Les besoins de financement dépendent également du type d’activité agricole exercée. Dans le cas des exploitations de culture, les agriculteurs rencontrent souvent des difficultés relatives aux prêts d’exploitation en raison de l’irrégularité de leur trésorerie (le flux de trésorerie varie d’une année sur l’autre). Dans les exploitations d’élevage, les agriculteurs ont souvent besoin d’acheter des terres ou des machines innovantes. Dans le cas des exploitations familiales, il y a souvent des besoins d’investissement, par exemple pour raccourcir les chaînes d’approvisionnement (vente ou transformation de la production, ateliers de découpe de viande, fromageries, etc.).

DONNÉES ENREGISTRÉES >>
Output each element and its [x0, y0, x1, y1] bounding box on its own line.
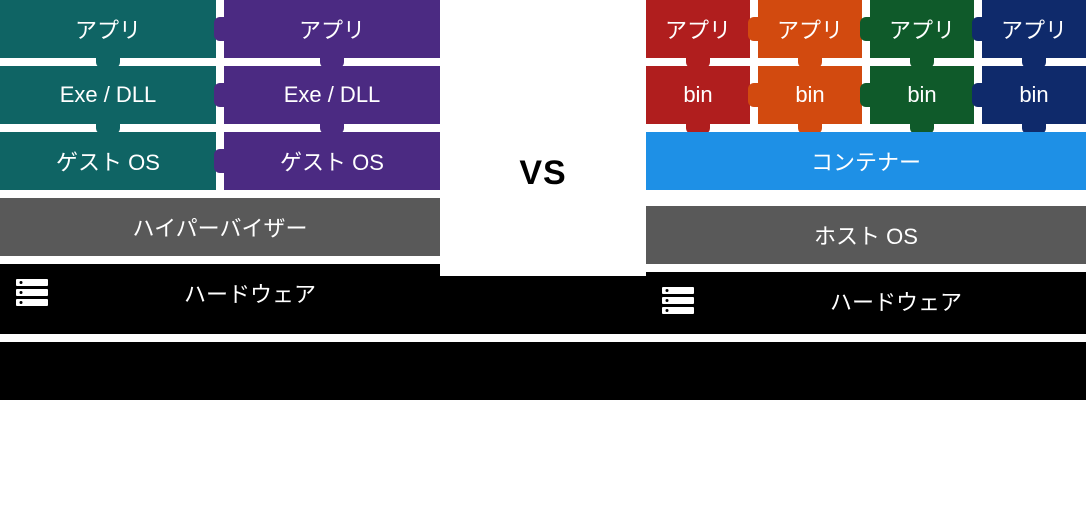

CONSIGNE >>
Répondez brièvement à ces questions sur l'extrait consacré au financement agricole :
1. Pourquoi les agriculteurs des exploitations de culture rencontrent-ils des difficultés avec les prêts d'exploitation ?
2. Qu'ont souvent besoin d'acheter les agriculteurs des exploitations d'élevage ?
3. Dans quel but les exploitations familiales ont-elles souvent des besoins d'investissement ?

RÉPONSE >>
1. En raison de l'irrégularité de leur trésorerie, dont le flux varie d'une année sur l'autre.
2. Des terres ou des machines innovantes.
3. Pour raccourcir les chaînes d'approvisionnement (vente ou transformation de la production, ateliers de découpe de viande, fromageries, etc.).